Job> Copy out each line in the material below that has the word "String".

Collected data entries
-=-=-=-=-
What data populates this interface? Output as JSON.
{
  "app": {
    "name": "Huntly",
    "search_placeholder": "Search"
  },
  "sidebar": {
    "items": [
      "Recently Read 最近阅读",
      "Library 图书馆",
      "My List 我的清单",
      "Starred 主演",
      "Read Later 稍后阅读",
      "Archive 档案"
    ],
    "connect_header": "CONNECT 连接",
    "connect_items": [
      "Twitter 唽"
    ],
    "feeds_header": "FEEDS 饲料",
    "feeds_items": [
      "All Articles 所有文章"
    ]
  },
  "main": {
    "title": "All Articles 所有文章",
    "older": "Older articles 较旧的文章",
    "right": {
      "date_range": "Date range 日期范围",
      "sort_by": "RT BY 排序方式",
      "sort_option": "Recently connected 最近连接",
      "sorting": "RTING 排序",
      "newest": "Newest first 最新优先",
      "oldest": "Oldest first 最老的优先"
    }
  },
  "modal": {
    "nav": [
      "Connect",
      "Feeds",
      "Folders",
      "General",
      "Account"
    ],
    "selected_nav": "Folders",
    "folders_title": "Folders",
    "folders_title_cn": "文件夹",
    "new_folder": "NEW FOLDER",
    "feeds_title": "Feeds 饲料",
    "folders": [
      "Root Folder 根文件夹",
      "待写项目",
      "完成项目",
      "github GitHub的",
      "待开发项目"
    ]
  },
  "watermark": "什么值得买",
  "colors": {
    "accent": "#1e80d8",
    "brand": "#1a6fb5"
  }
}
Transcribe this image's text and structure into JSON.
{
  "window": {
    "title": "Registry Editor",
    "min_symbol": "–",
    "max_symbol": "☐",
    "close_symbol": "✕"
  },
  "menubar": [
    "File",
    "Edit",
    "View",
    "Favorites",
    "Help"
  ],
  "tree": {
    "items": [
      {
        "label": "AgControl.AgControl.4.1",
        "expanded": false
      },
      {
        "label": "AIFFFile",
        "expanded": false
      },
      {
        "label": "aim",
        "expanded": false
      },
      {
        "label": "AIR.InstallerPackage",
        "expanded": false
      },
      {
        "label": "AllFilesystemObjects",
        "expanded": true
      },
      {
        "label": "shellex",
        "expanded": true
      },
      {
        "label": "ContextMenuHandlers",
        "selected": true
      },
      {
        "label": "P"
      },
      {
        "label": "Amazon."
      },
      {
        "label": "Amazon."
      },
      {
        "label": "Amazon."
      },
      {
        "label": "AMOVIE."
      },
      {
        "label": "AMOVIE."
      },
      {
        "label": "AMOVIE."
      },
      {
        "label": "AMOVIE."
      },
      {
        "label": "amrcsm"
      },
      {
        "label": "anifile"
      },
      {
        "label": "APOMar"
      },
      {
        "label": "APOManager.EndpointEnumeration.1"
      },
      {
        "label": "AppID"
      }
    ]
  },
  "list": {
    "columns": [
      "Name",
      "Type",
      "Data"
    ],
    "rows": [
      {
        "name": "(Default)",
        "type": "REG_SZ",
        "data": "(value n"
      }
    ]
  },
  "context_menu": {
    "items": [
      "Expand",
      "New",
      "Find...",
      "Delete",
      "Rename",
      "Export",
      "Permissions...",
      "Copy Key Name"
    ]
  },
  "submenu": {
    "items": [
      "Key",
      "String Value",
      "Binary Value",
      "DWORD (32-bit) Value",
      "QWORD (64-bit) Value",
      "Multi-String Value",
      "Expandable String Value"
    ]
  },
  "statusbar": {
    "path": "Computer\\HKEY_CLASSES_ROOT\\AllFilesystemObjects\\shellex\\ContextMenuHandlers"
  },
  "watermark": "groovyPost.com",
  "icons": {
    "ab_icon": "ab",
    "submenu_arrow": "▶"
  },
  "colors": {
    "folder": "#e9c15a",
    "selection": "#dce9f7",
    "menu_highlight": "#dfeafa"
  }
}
-=-=-=-=-
In response>
      "String Value",
      "Multi-String Value",
      "Expandable String Value"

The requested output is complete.